Would you write out the entries below, every one of them, exactly?

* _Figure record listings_
= = =

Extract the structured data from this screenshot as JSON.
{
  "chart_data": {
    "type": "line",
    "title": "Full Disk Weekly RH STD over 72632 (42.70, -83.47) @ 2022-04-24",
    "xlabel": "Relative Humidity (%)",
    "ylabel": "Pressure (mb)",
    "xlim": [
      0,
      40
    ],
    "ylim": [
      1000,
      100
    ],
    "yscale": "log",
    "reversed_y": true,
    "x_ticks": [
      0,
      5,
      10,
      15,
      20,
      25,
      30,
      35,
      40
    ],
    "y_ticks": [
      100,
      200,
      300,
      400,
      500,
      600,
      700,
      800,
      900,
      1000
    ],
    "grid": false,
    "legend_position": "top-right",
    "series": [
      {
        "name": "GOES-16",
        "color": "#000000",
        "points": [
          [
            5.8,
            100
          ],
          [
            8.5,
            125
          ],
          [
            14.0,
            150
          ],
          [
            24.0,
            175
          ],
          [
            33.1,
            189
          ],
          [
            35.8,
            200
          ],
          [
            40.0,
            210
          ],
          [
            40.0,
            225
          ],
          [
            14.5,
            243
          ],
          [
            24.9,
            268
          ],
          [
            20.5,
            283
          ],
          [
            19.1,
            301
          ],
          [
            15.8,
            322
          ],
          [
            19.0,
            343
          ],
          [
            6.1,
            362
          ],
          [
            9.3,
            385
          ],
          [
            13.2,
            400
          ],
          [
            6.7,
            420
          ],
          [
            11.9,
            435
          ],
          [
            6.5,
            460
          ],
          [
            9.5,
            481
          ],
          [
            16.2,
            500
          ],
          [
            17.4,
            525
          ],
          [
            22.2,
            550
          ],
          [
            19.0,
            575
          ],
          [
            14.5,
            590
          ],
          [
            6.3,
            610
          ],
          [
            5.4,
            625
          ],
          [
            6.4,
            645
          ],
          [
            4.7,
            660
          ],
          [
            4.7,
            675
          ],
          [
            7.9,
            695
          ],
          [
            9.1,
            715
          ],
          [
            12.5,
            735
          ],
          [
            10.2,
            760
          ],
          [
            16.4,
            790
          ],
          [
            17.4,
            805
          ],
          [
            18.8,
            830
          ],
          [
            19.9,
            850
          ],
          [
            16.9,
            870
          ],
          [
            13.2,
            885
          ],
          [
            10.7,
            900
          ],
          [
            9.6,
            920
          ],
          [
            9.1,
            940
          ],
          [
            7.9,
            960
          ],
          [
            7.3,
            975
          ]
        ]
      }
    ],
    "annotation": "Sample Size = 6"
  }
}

= = =

* _THE REPLY_
Extract the structured data from this screenshot as JSON.
{
  "chart_data": {
    "type": "line",
    "title": "Full Disk Weekly RH STD over 72632 (42.70, -83.47) @ 2022-04-24",
    "xlabel": "Relative Humidity (%)",
    "ylabel": "Pressure (mb)",
    "xlim": [
      0,
      40
    ],
    "ylim": [
      1000,
      100
    ],
    "yscale": "log",
    "reversed_y": true,
    "x_ticks": [
      0,
      5,
      10,
      15,
      20,
      25,
      30,
      35,
      40
    ],
    "y_ticks": [
      100,
      200,
      300,
      400,
      500,
      600,
      700,
      800,
      900,
      1000
    ],
    "grid": false,
    "legend_position": "top-right",
    "series": [
      {
        "name": "GOES-16",
        "color": "#000000",
        "points": [
          [
            5.8,
            100
          ],
          [
            8.5,
            125
          ],
          [
            14.0,
            150
          ],
          [
            24.0,
            175
          ],
          [
            33.1,
            189
          ],
          [
            35.8,
            200
          ],
          [
            40.0,
            210
          ],
          [
            40.0,
            225
          ],
          [
            14.5,
            243
          ],
          [
            24.9,
            268
          ],
          [
            20.5,
            283
          ],
          [
            19.1,
            301
          ],
          [
            15.8,
            322
          ],
          [
            19.0,
            343
          ],
          [
            6.1,
            362
          ],
          [
            9.3,
            385
          ],
          [
            13.2,
            400
          ],
          [
            6.7,
            420
          ],
          [
            11.9,
            435
          ],
          [
            6.5,
            460
          ],
          [
            9.5,
            481
          ],
          [
            16.2,
            500
          ],
          [
            17.4,
            525
          ],
          [
            22.2,
            550
          ],
          [
            19.0,
            575
          ],
          [
            14.5,
            590
          ],
          [
            6.3,
            610
          ],
          [
            5.4,
            625
          ],
          [
            6.4,
            645
          ],
          [
            4.7,
            660
          ],
          [
            4.7,
            675
          ],
          [
            7.9,
            695
          ],
          [
            9.1,
            715
          ],
          [
            12.5,
            735
          ],
          [
            10.2,
            760
          ],
          [
            16.4,
            790
          ],
          [
            17.4,
            805
          ],
          [
            18.8,
            830
          ],
          [
            19.9,
            850
          ],
          [
            16.9,
            870
          ],
          [
            13.2,
            885
          ],
          [
            10.7,
            900
          ],
          [
            9.6,
            920
          ],
          [
            9.1,
            940
          ],
          [
            7.9,
            960
          ],
          [
            7.3,
            975
          ]
        ]
      }
    ],
    "annotation": "Sample Size = 6"
  }
}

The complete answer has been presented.